(What the task asks)
From the entries below, gather every line containing the string "marker".

───── Material for this exercise ─────

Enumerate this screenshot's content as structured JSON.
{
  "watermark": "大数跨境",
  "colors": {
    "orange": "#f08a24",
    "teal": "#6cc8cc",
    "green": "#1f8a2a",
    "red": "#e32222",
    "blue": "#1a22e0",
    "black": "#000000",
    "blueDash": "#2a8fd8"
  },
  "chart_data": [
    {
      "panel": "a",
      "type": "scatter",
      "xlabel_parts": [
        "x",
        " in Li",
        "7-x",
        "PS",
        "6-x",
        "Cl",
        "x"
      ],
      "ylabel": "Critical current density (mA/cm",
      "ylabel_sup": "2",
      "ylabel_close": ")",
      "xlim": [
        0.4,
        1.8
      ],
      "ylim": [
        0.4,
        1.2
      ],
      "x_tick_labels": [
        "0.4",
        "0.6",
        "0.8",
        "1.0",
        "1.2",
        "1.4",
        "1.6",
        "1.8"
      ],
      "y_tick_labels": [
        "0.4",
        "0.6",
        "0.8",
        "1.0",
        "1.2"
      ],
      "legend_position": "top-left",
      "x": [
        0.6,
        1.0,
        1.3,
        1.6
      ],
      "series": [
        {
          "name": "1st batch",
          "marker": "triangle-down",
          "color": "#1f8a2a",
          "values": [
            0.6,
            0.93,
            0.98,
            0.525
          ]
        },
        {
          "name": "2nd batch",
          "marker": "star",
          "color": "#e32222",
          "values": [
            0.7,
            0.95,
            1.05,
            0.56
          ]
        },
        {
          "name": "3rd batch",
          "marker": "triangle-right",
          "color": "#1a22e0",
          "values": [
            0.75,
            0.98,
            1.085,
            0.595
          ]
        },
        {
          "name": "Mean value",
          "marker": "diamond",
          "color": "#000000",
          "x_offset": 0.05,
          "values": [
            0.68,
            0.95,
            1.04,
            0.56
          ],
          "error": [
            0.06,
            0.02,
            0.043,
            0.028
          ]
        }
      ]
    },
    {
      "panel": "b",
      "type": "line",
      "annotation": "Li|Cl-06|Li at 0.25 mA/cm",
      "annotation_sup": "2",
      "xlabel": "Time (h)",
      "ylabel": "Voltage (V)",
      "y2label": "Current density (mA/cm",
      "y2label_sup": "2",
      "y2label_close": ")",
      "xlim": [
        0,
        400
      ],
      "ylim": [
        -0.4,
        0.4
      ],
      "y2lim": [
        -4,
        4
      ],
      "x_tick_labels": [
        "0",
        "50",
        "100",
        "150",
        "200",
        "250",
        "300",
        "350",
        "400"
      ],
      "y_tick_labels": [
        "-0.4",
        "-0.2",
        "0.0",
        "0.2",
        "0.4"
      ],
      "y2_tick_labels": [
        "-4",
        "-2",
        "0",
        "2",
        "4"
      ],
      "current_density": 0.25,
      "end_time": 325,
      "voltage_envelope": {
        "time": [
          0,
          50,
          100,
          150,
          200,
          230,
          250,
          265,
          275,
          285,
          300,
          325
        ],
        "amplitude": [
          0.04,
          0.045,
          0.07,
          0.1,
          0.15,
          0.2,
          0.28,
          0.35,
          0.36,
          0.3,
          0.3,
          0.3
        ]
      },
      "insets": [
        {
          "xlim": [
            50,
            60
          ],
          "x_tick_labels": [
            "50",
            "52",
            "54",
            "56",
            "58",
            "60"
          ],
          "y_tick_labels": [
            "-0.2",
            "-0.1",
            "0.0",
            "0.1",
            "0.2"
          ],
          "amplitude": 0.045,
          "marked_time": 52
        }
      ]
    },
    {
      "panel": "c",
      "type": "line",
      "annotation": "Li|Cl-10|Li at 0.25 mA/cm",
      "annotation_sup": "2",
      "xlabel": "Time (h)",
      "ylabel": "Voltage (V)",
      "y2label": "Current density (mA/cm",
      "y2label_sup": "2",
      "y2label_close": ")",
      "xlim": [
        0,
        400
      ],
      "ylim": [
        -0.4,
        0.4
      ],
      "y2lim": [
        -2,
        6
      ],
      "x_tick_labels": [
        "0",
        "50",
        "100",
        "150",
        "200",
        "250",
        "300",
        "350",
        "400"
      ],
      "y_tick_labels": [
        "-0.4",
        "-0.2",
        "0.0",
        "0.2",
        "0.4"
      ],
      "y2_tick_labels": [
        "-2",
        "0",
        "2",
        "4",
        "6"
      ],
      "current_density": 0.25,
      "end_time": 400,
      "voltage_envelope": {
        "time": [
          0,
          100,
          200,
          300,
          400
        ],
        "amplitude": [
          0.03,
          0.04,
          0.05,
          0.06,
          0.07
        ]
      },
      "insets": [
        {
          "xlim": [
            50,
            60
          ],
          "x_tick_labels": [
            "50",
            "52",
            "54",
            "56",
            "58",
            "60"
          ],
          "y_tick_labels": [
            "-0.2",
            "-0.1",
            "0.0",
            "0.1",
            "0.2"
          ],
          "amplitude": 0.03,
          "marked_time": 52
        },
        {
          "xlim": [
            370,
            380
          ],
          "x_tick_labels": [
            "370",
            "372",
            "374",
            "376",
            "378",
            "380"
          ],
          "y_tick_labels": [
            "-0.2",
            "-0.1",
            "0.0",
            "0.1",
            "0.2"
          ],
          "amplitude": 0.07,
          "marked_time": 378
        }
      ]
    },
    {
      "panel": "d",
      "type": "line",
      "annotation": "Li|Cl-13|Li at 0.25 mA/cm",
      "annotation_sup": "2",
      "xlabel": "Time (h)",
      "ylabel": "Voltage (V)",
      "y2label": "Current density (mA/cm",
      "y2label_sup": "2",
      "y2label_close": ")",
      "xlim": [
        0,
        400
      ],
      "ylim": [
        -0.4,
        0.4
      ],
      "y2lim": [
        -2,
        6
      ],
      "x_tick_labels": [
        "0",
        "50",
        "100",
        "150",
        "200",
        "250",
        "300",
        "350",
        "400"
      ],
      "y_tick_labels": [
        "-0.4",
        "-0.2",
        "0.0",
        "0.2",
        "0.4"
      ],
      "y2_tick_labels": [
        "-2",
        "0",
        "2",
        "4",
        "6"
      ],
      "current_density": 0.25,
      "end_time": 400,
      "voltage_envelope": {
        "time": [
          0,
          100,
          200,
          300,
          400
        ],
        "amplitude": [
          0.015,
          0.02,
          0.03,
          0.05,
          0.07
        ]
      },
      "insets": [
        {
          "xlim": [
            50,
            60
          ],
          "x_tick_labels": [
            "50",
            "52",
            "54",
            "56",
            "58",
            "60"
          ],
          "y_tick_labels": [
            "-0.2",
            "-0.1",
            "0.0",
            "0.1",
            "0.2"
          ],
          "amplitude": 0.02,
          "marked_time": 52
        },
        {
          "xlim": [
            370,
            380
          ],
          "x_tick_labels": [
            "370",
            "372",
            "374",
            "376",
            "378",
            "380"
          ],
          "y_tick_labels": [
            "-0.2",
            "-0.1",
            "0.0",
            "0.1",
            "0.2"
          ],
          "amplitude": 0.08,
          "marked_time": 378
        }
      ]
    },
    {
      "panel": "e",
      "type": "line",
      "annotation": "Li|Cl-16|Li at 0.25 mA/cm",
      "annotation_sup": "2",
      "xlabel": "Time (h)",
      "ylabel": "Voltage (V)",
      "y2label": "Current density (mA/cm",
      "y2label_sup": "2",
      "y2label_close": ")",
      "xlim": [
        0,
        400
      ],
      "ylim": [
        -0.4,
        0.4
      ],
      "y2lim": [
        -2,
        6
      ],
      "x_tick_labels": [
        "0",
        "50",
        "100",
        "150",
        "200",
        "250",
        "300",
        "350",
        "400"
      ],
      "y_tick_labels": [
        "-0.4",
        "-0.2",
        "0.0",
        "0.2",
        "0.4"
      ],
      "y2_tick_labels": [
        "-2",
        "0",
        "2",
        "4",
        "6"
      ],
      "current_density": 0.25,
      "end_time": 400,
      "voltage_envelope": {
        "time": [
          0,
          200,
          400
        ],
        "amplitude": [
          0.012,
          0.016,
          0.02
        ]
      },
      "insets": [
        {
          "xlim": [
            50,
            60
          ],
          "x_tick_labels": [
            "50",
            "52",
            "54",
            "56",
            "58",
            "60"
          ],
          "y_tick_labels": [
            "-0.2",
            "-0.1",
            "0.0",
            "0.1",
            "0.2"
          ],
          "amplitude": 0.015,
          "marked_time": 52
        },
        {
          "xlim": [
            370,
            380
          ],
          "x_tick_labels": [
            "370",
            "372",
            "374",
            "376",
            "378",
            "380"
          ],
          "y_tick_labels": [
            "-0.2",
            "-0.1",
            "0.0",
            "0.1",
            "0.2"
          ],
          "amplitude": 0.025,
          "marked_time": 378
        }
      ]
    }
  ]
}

─────

(Response to this exercise)
          "marker": "triangle-down",
          "marker": "star",
          "marker": "triangle-right",
          "marker": "diamond",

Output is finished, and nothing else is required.